▸ Exercise brief:
Transcribe the full listing exactly, and drop every picture.
-------- Data for processing
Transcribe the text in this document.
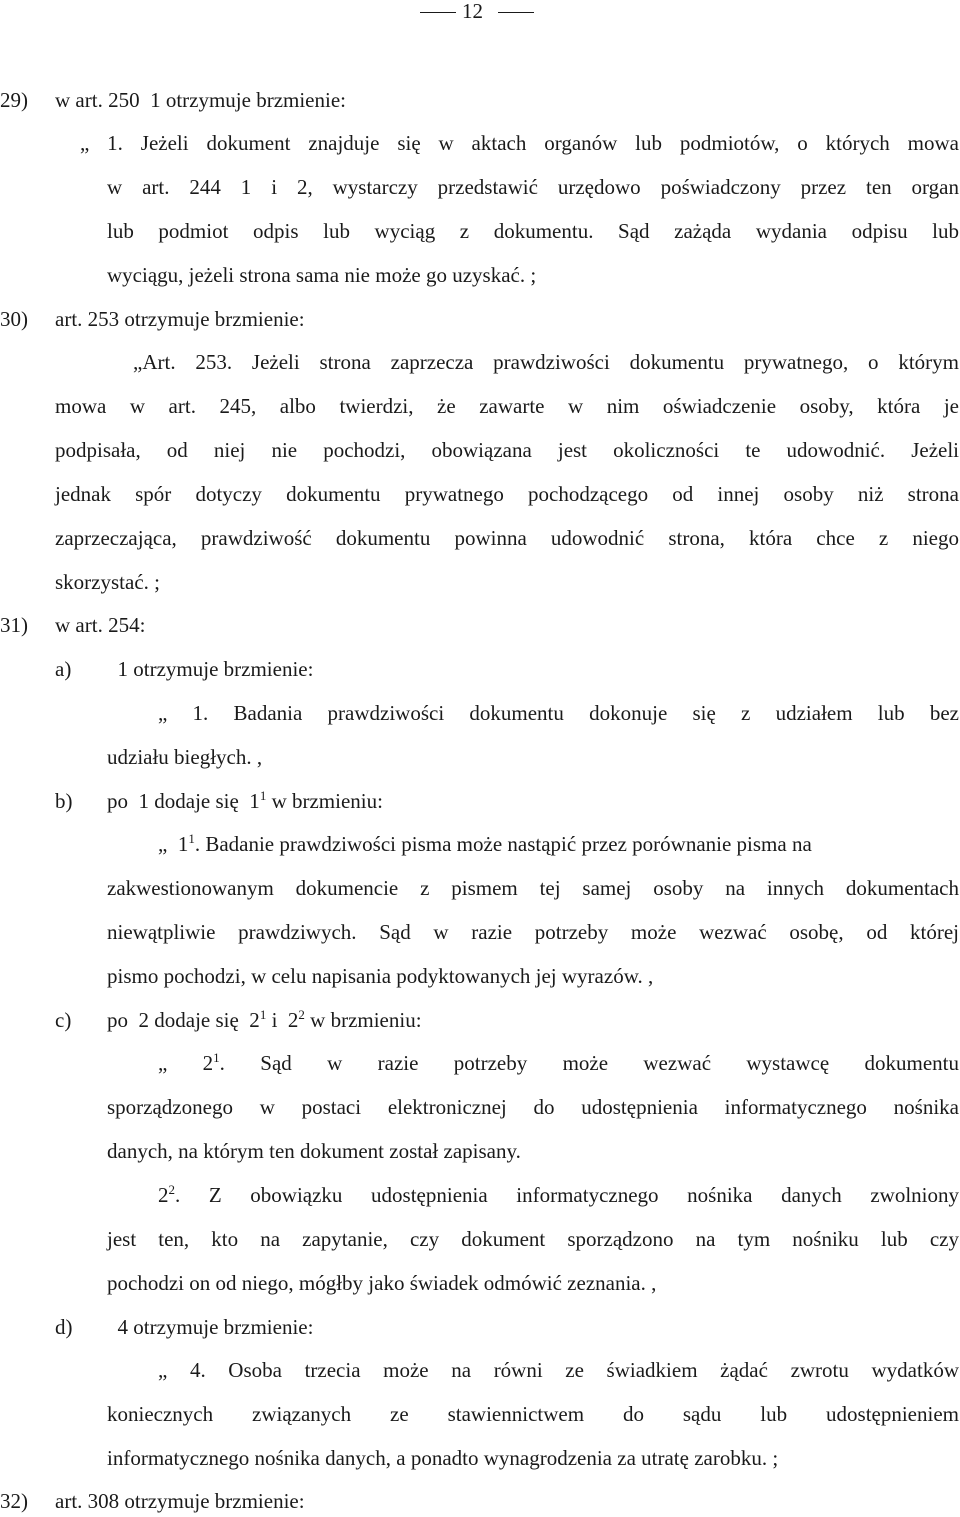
12
29) w art. 250  1 otrzymuje brzmienie:
„ 1. Jeżeli dokument znajduje się w aktach organów lub podmiotów, o których mowa
w art. 244 1 i 2, wystarczy przedstawić urzędowo poświadczony przez ten organ
lub podmiot odpis lub wyciąg z dokumentu. Sąd zażąda wydania odpisu lub
wyciągu, jeżeli strona sama nie może go uzyskać. ;
30) art. 253 otrzymuje brzmienie:
„Art. 253. Jeżeli strona zaprzecza prawdziwości dokumentu prywatnego, o którym
mowa w art. 245, albo twierdzi, że zawarte w nim oświadczenie osoby, która je
podpisała, od niej nie pochodzi, obowiązana jest okoliczności te udowodnić. Jeżeli
jednak spór dotyczy dokumentu prywatnego pochodzącego od innej osoby niż strona
zaprzeczająca, prawdziwość dokumentu powinna udowodnić strona, która chce z niego
skorzystać. ;
31) w art. 254:
a) 1 otrzymuje brzmienie:
„ 1. Badania prawdziwości dokumentu dokonuje się z udziałem lub bez
udziału biegłych. ,
b) po  1 dodaje się  $1^1$ w brzmieniu:
„  $1^1$. Badanie prawdziwości pisma może nastąpić przez porównanie pisma na
zakwestionowanym dokumencie z pismem tej samej osoby na innych dokumentach
niewątpliwie prawdziwych. Sąd w razie potrzeby może wezwać osobę, od której
pismo pochodzi, w celu napisania podyktowanych jej wyrazów. ,
c) po  2 dodaje się  $2^1$ i  $2^2$ w brzmieniu:
„ $2^1$. Sąd w razie potrzeby może wezwać wystawcę dokumentu
sporządzonego w postaci elektronicznej do udostępnienia informatycznego nośnika
danych, na którym ten dokument został zapisany.
$2^2$. Z obowiązku udostępnienia informatycznego nośnika danych zwolniony
jest ten, kto na zapytanie, czy dokument sporządzono na tym nośniku lub czy
pochodzi on od niego, mógłby jako świadek odmówić zeznania. ,
d) 4 otrzymuje brzmienie:
„ 4. Osoba trzecia może na równi ze świadkiem żądać zwrotu wydatków
koniecznych związanych ze stawiennictwem do sądu lub udostępnieniem
informatycznego nośnika danych, a ponadto wynagrodzenia za utratę zarobku. ;
32) art. 308 otrzymuje brzmienie:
----------------
▸ Output for this exercise:
Transcribe the text in this document.
12
29) w art. 250  1 otrzymuje brzmienie:
„ 1. Jeżeli dokument znajduje się w aktach organów lub podmiotów, o których mowa
w art. 244 1 i 2, wystarczy przedstawić urzędowo poświadczony przez ten organ
lub podmiot odpis lub wyciąg z dokumentu. Sąd zażąda wydania odpisu lub
wyciągu, jeżeli strona sama nie może go uzyskać. ;
30) art. 253 otrzymuje brzmienie:
„Art. 253. Jeżeli strona zaprzecza prawdziwości dokumentu prywatnego, o którym
mowa w art. 245, albo twierdzi, że zawarte w nim oświadczenie osoby, która je
podpisała, od niej nie pochodzi, obowiązana jest okoliczności te udowodnić. Jeżeli
jednak spór dotyczy dokumentu prywatnego pochodzącego od innej osoby niż strona
zaprzeczająca, prawdziwość dokumentu powinna udowodnić strona, która chce z niego
skorzystać. ;
31) w art. 254:
a) 1 otrzymuje brzmienie:
„ 1. Badania prawdziwości dokumentu dokonuje się z udziałem lub bez
udziału biegłych. ,
b) po  1 dodaje się  $1^1$ w brzmieniu:
„  $1^1$. Badanie prawdziwości pisma może nastąpić przez porównanie pisma na
zakwestionowanym dokumencie z pismem tej samej osoby na innych dokumentach
niewątpliwie prawdziwych. Sąd w razie potrzeby może wezwać osobę, od której
pismo pochodzi, w celu napisania podyktowanych jej wyrazów. ,
c) po  2 dodaje się  $2^1$ i  $2^2$ w brzmieniu:
„ $2^1$. Sąd w razie potrzeby może wezwać wystawcę dokumentu
sporządzonego w postaci elektronicznej do udostępnienia informatycznego nośnika
danych, na którym ten dokument został zapisany.
$2^2$. Z obowiązku udostępnienia informatycznego nośnika danych zwolniony
jest ten, kto na zapytanie, czy dokument sporządzono na tym nośniku lub czy
pochodzi on od niego, mógłby jako świadek odmówić zeznania. ,
d) 4 otrzymuje brzmienie:
„ 4. Osoba trzecia może na równi ze świadkiem żądać zwrotu wydatków
koniecznych związanych ze stawiennictwem do sądu lub udostępnieniem
informatycznego nośnika danych, a ponadto wynagrodzenia za utratę zarobku. ;
32) art. 308 otrzymuje brzmienie:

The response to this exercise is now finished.